> Exercise prompt: Write out the records again, exactly, leaving none out.

====== Data records

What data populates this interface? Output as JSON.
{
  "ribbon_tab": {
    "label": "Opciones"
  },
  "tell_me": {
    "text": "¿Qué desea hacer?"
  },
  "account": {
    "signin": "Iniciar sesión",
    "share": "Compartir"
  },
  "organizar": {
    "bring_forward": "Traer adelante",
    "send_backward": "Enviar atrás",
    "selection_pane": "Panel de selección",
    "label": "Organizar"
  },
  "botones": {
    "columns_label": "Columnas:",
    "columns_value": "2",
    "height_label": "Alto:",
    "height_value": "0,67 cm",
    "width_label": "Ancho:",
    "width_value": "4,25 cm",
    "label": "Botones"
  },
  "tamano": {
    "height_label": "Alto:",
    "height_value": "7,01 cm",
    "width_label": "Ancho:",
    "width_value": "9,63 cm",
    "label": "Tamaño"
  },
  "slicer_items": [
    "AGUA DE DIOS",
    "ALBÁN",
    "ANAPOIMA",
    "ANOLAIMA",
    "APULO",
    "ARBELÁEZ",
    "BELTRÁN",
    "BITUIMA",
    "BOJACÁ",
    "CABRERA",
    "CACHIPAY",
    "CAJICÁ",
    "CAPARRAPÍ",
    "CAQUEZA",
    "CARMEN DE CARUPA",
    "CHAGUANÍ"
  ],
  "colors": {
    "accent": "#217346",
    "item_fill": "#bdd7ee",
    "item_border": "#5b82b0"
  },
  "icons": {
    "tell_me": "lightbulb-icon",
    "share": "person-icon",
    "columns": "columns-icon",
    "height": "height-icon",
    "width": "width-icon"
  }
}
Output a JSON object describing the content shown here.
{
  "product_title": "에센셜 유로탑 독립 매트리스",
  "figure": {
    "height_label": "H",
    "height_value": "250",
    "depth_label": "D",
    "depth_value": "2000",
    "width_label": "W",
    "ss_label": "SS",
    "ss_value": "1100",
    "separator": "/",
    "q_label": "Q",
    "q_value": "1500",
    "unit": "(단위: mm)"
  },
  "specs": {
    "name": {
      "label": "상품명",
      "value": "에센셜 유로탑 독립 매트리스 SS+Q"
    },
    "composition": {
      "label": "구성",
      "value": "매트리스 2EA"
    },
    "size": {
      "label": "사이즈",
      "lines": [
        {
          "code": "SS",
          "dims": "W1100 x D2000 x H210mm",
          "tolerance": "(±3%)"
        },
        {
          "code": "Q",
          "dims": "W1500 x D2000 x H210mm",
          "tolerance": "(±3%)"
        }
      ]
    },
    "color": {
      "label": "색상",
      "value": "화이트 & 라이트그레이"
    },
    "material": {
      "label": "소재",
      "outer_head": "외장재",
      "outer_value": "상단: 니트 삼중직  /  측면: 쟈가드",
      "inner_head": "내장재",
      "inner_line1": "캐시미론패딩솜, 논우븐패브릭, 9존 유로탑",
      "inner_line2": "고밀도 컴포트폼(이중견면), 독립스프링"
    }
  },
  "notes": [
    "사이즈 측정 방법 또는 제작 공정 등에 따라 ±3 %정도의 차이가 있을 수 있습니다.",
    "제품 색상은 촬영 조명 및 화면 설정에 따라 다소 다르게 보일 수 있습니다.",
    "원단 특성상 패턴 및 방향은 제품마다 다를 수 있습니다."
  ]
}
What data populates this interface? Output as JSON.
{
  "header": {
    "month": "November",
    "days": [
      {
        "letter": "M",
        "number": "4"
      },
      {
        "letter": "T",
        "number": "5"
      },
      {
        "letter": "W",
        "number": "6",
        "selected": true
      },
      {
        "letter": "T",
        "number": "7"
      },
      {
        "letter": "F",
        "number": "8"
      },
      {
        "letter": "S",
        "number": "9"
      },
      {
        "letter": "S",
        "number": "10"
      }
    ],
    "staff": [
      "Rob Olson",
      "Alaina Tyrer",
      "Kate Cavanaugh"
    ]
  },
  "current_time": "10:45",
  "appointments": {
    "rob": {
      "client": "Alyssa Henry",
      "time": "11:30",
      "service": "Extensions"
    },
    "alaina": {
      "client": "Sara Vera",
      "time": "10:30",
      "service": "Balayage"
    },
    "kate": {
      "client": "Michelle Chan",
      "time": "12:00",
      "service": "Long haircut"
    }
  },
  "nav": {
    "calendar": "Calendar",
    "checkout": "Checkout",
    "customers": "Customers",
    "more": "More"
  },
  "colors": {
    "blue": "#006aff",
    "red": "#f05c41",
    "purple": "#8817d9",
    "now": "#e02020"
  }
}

============

> Exercise response:
What data populates this interface? Output as JSON.
{
  "ribbon_tab": {
    "label": "Opciones"
  },
  "tell_me": {
    "text": "¿Qué desea hacer?"
  },
  "account": {
    "signin": "Iniciar sesión",
    "share": "Compartir"
  },
  "organizar": {
    "bring_forward": "Traer adelante",
    "send_backward": "Enviar atrás",
    "selection_pane": "Panel de selección",
    "label": "Organizar"
  },
  "botones": {
    "columns_label": "Columnas:",
    "columns_value": "2",
    "height_label": "Alto:",
    "height_value": "0,67 cm",
    "width_label": "Ancho:",
    "width_value": "4,25 cm",
    "label": "Botones"
  },
  "tamano": {
    "height_label": "Alto:",
    "height_value": "7,01 cm",
    "width_label": "Ancho:",
    "width_value": "9,63 cm",
    "label": "Tamaño"
  },
  "slicer_items": [
    "AGUA DE DIOS",
    "ALBÁN",
    "ANAPOIMA",
    "ANOLAIMA",
    "APULO",
    "ARBELÁEZ",
    "BELTRÁN",
    "BITUIMA",
    "BOJACÁ",
    "CABRERA",
    "CACHIPAY",
    "CAJICÁ",
    "CAPARRAPÍ",
    "CAQUEZA",
    "CARMEN DE CARUPA",
    "CHAGUANÍ"
  ],
  "colors": {
    "accent": "#217346",
    "item_fill": "#bdd7ee",
    "item_border": "#5b82b0"
  },
  "icons": {
    "tell_me": "lightbulb-icon",
    "share": "person-icon",
    "columns": "columns-icon",
    "height": "height-icon",
    "width": "width-icon"
  }
}
Output a JSON object describing the content shown here.
{
  "product_title": "에센셜 유로탑 독립 매트리스",
  "figure": {
    "height_label": "H",
    "height_value": "250",
    "depth_label": "D",
    "depth_value": "2000",
    "width_label": "W",
    "ss_label": "SS",
    "ss_value": "1100",
    "separator": "/",
    "q_label": "Q",
    "q_value": "1500",
    "unit": "(단위: mm)"
  },
  "specs": {
    "name": {
      "label": "상품명",
      "value": "에센셜 유로탑 독립 매트리스 SS+Q"
    },
    "composition": {
      "label": "구성",
      "value": "매트리스 2EA"
    },
    "size": {
      "label": "사이즈",
      "lines": [
        {
          "code": "SS",
          "dims": "W1100 x D2000 x H210mm",
          "tolerance": "(±3%)"
        },
        {
          "code": "Q",
          "dims": "W1500 x D2000 x H210mm",
          "tolerance": "(±3%)"
        }
      ]
    },
    "color": {
      "label": "색상",
      "value": "화이트 & 라이트그레이"
    },
    "material": {
      "label": "소재",
      "outer_head": "외장재",
      "outer_value": "상단: 니트 삼중직  /  측면: 쟈가드",
      "inner_head": "내장재",
      "inner_line1": "캐시미론패딩솜, 논우븐패브릭, 9존 유로탑",
      "inner_line2": "고밀도 컴포트폼(이중견면), 독립스프링"
    }
  },
  "notes": [
    "사이즈 측정 방법 또는 제작 공정 등에 따라 ±3 %정도의 차이가 있을 수 있습니다.",
    "제품 색상은 촬영 조명 및 화면 설정에 따라 다소 다르게 보일 수 있습니다.",
    "원단 특성상 패턴 및 방향은 제품마다 다를 수 있습니다."
  ]
}
What data populates this interface? Output as JSON.
{
  "header": {
    "month": "November",
    "days": [
      {
        "letter": "M",
        "number": "4"
      },
      {
        "letter": "T",
        "number": "5"
      },
      {
        "letter": "W",
        "number": "6",
        "selected": true
      },
      {
        "letter": "T",
        "number": "7"
      },
      {
        "letter": "F",
        "number": "8"
      },
      {
        "letter": "S",
        "number": "9"
      },
      {
        "letter": "S",
        "number": "10"
      }
    ],
    "staff": [
      "Rob Olson",
      "Alaina Tyrer",
      "Kate Cavanaugh"
    ]
  },
  "current_time": "10:45",
  "appointments": {
    "rob": {
      "client": "Alyssa Henry",
      "time": "11:30",
      "service": "Extensions"
    },
    "alaina": {
      "client": "Sara Vera",
      "time": "10:30",
      "service": "Balayage"
    },
    "kate": {
      "client": "Michelle Chan",
      "time": "12:00",
      "service": "Long haircut"
    }
  },
  "nav": {
    "calendar": "Calendar",
    "checkout": "Checkout",
    "customers": "Customers",
    "more": "More"
  },
  "colors": {
    "blue": "#006aff",
    "red": "#f05c41",
    "purple": "#8817d9",
    "now": "#e02020"
  }
}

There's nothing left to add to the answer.